Copy every line, leaving nothing out and adding nothing.
┄┄┄┄┄┄┄┄┄┄
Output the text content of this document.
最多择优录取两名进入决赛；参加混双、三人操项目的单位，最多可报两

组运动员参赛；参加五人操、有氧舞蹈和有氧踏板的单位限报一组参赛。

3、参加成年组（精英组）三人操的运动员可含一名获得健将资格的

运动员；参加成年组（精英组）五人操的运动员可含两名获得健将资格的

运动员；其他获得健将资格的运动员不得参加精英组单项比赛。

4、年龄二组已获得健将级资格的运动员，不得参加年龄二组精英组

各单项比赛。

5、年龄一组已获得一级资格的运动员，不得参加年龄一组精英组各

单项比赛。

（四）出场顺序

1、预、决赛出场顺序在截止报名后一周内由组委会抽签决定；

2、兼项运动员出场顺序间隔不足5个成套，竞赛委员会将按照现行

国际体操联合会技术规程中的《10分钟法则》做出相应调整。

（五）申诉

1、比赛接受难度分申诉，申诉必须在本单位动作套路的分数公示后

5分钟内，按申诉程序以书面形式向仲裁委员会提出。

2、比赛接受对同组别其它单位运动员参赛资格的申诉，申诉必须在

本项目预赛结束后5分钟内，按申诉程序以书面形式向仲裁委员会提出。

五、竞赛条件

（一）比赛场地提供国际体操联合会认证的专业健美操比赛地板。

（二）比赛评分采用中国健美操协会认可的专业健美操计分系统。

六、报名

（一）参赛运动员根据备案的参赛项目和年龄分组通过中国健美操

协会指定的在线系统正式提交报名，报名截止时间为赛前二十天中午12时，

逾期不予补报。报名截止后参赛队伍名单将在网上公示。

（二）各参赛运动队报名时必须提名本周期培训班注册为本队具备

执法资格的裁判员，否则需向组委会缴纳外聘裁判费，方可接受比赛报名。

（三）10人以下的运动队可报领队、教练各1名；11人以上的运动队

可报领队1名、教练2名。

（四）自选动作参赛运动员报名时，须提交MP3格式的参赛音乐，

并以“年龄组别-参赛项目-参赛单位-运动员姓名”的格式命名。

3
┄┄┄┄┄┄┄┄┄┄
▶ Complete response
Output the text content of this document.
最多择优录取两名进入决赛；参加混双、三人操项目的单位，最多可报两

组运动员参赛；参加五人操、有氧舞蹈和有氧踏板的单位限报一组参赛。

3、参加成年组（精英组）三人操的运动员可含一名获得健将资格的

运动员；参加成年组（精英组）五人操的运动员可含两名获得健将资格的

运动员；其他获得健将资格的运动员不得参加精英组单项比赛。

4、年龄二组已获得健将级资格的运动员，不得参加年龄二组精英组

各单项比赛。

5、年龄一组已获得一级资格的运动员，不得参加年龄一组精英组各

单项比赛。

（四）出场顺序

1、预、决赛出场顺序在截止报名后一周内由组委会抽签决定；

2、兼项运动员出场顺序间隔不足5个成套，竞赛委员会将按照现行

国际体操联合会技术规程中的《10分钟法则》做出相应调整。

（五）申诉

1、比赛接受难度分申诉，申诉必须在本单位动作套路的分数公示后

5分钟内，按申诉程序以书面形式向仲裁委员会提出。

2、比赛接受对同组别其它单位运动员参赛资格的申诉，申诉必须在

本项目预赛结束后5分钟内，按申诉程序以书面形式向仲裁委员会提出。

五、竞赛条件

（一）比赛场地提供国际体操联合会认证的专业健美操比赛地板。

（二）比赛评分采用中国健美操协会认可的专业健美操计分系统。

六、报名

（一）参赛运动员根据备案的参赛项目和年龄分组通过中国健美操

协会指定的在线系统正式提交报名，报名截止时间为赛前二十天中午12时，

逾期不予补报。报名截止后参赛队伍名单将在网上公示。

（二）各参赛运动队报名时必须提名本周期培训班注册为本队具备

执法资格的裁判员，否则需向组委会缴纳外聘裁判费，方可接受比赛报名。

（三）10人以下的运动队可报领队、教练各1名；11人以上的运动队

可报领队1名、教练2名。

（四）自选动作参赛运动员报名时，须提交MP3格式的参赛音乐，

并以“年龄组别-参赛项目-参赛单位-运动员姓名”的格式命名。

3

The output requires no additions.